● RECORDED INFORMATION

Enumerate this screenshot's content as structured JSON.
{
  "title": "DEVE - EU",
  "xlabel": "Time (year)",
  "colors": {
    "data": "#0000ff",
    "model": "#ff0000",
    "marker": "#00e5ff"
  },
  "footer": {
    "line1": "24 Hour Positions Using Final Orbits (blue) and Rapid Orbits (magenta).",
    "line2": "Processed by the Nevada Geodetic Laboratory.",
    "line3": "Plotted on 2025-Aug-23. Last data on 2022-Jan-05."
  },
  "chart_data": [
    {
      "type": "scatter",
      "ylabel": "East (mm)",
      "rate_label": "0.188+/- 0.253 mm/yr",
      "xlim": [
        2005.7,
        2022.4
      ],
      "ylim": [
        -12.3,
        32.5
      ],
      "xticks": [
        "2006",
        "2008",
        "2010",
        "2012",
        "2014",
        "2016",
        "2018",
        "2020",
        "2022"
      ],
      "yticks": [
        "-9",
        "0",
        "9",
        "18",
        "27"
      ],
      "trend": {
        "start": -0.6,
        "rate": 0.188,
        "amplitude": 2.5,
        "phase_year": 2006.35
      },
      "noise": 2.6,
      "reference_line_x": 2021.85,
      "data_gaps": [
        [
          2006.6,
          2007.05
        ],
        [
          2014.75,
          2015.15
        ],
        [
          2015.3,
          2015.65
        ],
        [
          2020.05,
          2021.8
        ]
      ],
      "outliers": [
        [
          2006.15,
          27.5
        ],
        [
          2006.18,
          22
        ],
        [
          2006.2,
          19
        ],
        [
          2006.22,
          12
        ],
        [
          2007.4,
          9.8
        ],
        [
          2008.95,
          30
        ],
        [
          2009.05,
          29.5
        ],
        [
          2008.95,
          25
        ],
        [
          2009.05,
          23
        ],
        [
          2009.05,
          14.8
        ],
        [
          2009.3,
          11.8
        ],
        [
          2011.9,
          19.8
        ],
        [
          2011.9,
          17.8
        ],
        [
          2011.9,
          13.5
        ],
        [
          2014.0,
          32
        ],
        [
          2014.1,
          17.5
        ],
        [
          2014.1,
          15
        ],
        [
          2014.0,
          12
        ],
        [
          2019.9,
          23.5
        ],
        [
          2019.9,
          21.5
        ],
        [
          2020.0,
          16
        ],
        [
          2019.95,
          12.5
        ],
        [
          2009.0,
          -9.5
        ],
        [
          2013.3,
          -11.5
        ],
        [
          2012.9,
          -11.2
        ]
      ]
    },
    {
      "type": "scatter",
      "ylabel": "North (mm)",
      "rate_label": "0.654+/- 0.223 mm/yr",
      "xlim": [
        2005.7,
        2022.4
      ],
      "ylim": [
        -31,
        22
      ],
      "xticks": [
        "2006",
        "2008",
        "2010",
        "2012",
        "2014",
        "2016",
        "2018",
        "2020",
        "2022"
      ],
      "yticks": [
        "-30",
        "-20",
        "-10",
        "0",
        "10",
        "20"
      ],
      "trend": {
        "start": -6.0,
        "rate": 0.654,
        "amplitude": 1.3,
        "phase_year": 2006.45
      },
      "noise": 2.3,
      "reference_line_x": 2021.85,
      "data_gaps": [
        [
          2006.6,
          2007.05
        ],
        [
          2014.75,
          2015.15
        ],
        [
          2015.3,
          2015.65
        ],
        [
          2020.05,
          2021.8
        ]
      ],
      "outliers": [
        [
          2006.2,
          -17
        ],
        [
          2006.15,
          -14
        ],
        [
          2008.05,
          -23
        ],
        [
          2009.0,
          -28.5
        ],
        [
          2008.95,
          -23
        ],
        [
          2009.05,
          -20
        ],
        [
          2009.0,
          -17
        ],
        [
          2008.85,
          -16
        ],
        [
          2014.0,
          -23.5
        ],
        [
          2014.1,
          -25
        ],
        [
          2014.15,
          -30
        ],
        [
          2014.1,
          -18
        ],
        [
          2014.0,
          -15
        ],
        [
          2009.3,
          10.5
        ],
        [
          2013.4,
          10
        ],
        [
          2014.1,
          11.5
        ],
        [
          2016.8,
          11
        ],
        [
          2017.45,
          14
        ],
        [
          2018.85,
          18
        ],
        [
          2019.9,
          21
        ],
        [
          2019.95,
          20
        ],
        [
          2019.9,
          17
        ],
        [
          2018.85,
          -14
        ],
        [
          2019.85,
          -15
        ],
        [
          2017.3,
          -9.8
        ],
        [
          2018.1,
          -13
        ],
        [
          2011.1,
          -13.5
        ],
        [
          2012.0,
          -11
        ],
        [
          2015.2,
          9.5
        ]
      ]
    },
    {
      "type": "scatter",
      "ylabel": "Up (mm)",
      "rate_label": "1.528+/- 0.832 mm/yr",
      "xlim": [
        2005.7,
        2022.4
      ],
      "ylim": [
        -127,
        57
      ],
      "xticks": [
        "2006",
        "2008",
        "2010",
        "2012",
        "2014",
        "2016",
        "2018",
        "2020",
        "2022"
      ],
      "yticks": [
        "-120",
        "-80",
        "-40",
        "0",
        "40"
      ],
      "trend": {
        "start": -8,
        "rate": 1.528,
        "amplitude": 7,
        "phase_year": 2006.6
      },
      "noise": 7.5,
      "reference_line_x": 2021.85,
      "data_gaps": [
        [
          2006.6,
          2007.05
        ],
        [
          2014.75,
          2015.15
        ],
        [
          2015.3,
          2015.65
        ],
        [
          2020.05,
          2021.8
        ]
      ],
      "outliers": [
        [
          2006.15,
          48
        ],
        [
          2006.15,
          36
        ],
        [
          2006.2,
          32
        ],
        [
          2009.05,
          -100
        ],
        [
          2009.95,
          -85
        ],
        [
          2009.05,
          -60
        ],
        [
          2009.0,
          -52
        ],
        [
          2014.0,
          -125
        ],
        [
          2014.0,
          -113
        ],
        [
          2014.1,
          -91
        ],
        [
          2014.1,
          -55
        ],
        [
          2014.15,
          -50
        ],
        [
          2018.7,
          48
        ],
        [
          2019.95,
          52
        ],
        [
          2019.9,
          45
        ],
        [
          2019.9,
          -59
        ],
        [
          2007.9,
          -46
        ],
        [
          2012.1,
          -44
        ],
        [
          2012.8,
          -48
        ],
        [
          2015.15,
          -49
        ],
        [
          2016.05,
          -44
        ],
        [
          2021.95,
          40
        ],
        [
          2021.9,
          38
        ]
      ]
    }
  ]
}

● WRITTEN INSTRUCTION
Reproduce all of the records exactly.

● SOLUTION FOR THIS PROBLEM
Enumerate this screenshot's content as structured JSON.
{
  "title": "DEVE - EU",
  "xlabel": "Time (year)",
  "colors": {
    "data": "#0000ff",
    "model": "#ff0000",
    "marker": "#00e5ff"
  },
  "footer": {
    "line1": "24 Hour Positions Using Final Orbits (blue) and Rapid Orbits (magenta).",
    "line2": "Processed by the Nevada Geodetic Laboratory.",
    "line3": "Plotted on 2025-Aug-23. Last data on 2022-Jan-05."
  },
  "chart_data": [
    {
      "type": "scatter",
      "ylabel": "East (mm)",
      "rate_label": "0.188+/- 0.253 mm/yr",
      "xlim": [
        2005.7,
        2022.4
      ],
      "ylim": [
        -12.3,
        32.5
      ],
      "xticks": [
        "2006",
        "2008",
        "2010",
        "2012",
        "2014",
        "2016",
        "2018",
        "2020",
        "2022"
      ],
      "yticks": [
        "-9",
        "0",
        "9",
        "18",
        "27"
      ],
      "trend": {
        "start": -0.6,
        "rate": 0.188,
        "amplitude": 2.5,
        "phase_year": 2006.35
      },
      "noise": 2.6,
      "reference_line_x": 2021.85,
      "data_gaps": [
        [
          2006.6,
          2007.05
        ],
        [
          2014.75,
          2015.15
        ],
        [
          2015.3,
          2015.65
        ],
        [
          2020.05,
          2021.8
        ]
      ],
      "outliers": [
        [
          2006.15,
          27.5
        ],
        [
          2006.18,
          22
        ],
        [
          2006.2,
          19
        ],
        [
          2006.22,
          12
        ],
        [
          2007.4,
          9.8
        ],
        [
          2008.95,
          30
        ],
        [
          2009.05,
          29.5
        ],
        [
          2008.95,
          25
        ],
        [
          2009.05,
          23
        ],
        [
          2009.05,
          14.8
        ],
        [
          2009.3,
          11.8
        ],
        [
          2011.9,
          19.8
        ],
        [
          2011.9,
          17.8
        ],
        [
          2011.9,
          13.5
        ],
        [
          2014.0,
          32
        ],
        [
          2014.1,
          17.5
        ],
        [
          2014.1,
          15
        ],
        [
          2014.0,
          12
        ],
        [
          2019.9,
          23.5
        ],
        [
          2019.9,
          21.5
        ],
        [
          2020.0,
          16
        ],
        [
          2019.95,
          12.5
        ],
        [
          2009.0,
          -9.5
        ],
        [
          2013.3,
          -11.5
        ],
        [
          2012.9,
          -11.2
        ]
      ]
    },
    {
      "type": "scatter",
      "ylabel": "North (mm)",
      "rate_label": "0.654+/- 0.223 mm/yr",
      "xlim": [
        2005.7,
        2022.4
      ],
      "ylim": [
        -31,
        22
      ],
      "xticks": [
        "2006",
        "2008",
        "2010",
        "2012",
        "2014",
        "2016",
        "2018",
        "2020",
        "2022"
      ],
      "yticks": [
        "-30",
        "-20",
        "-10",
        "0",
        "10",
        "20"
      ],
      "trend": {
        "start": -6.0,
        "rate": 0.654,
        "amplitude": 1.3,
        "phase_year": 2006.45
      },
      "noise": 2.3,
      "reference_line_x": 2021.85,
      "data_gaps": [
        [
          2006.6,
          2007.05
        ],
        [
          2014.75,
          2015.15
        ],
        [
          2015.3,
          2015.65
        ],
        [
          2020.05,
          2021.8
        ]
      ],
      "outliers": [
        [
          2006.2,
          -17
        ],
        [
          2006.15,
          -14
        ],
        [
          2008.05,
          -23
        ],
        [
          2009.0,
          -28.5
        ],
        [
          2008.95,
          -23
        ],
        [
          2009.05,
          -20
        ],
        [
          2009.0,
          -17
        ],
        [
          2008.85,
          -16
        ],
        [
          2014.0,
          -23.5
        ],
        [
          2014.1,
          -25
        ],
        [
          2014.15,
          -30
        ],
        [
          2014.1,
          -18
        ],
        [
          2014.0,
          -15
        ],
        [
          2009.3,
          10.5
        ],
        [
          2013.4,
          10
        ],
        [
          2014.1,
          11.5
        ],
        [
          2016.8,
          11
        ],
        [
          2017.45,
          14
        ],
        [
          2018.85,
          18
        ],
        [
          2019.9,
          21
        ],
        [
          2019.95,
          20
        ],
        [
          2019.9,
          17
        ],
        [
          2018.85,
          -14
        ],
        [
          2019.85,
          -15
        ],
        [
          2017.3,
          -9.8
        ],
        [
          2018.1,
          -13
        ],
        [
          2011.1,
          -13.5
        ],
        [
          2012.0,
          -11
        ],
        [
          2015.2,
          9.5
        ]
      ]
    },
    {
      "type": "scatter",
      "ylabel": "Up (mm)",
      "rate_label": "1.528+/- 0.832 mm/yr",
      "xlim": [
        2005.7,
        2022.4
      ],
      "ylim": [
        -127,
        57
      ],
      "xticks": [
        "2006",
        "2008",
        "2010",
        "2012",
        "2014",
        "2016",
        "2018",
        "2020",
        "2022"
      ],
      "yticks": [
        "-120",
        "-80",
        "-40",
        "0",
        "40"
      ],
      "trend": {
        "start": -8,
        "rate": 1.528,
        "amplitude": 7,
        "phase_year": 2006.6
      },
      "noise": 7.5,
      "reference_line_x": 2021.85,
      "data_gaps": [
        [
          2006.6,
          2007.05
        ],
        [
          2014.75,
          2015.15
        ],
        [
          2015.3,
          2015.65
        ],
        [
          2020.05,
          2021.8
        ]
      ],
      "outliers": [
        [
          2006.15,
          48
        ],
        [
          2006.15,
          36
        ],
        [
          2006.2,
          32
        ],
        [
          2009.05,
          -100
        ],
        [
          2009.95,
          -85
        ],
        [
          2009.05,
          -60
        ],
        [
          2009.0,
          -52
        ],
        [
          2014.0,
          -125
        ],
        [
          2014.0,
          -113
        ],
        [
          2014.1,
          -91
        ],
        [
          2014.1,
          -55
        ],
        [
          2014.15,
          -50
        ],
        [
          2018.7,
          48
        ],
        [
          2019.95,
          52
        ],
        [
          2019.9,
          45
        ],
        [
          2019.9,
          -59
        ],
        [
          2007.9,
          -46
        ],
        [
          2012.1,
          -44
        ],
        [
          2012.8,
          -48
        ],
        [
          2015.15,
          -49
        ],
        [
          2016.05,
          -44
        ],
        [
          2021.95,
          40
        ],
        [
          2021.9,
          38
        ]
      ]
    }
  ]
}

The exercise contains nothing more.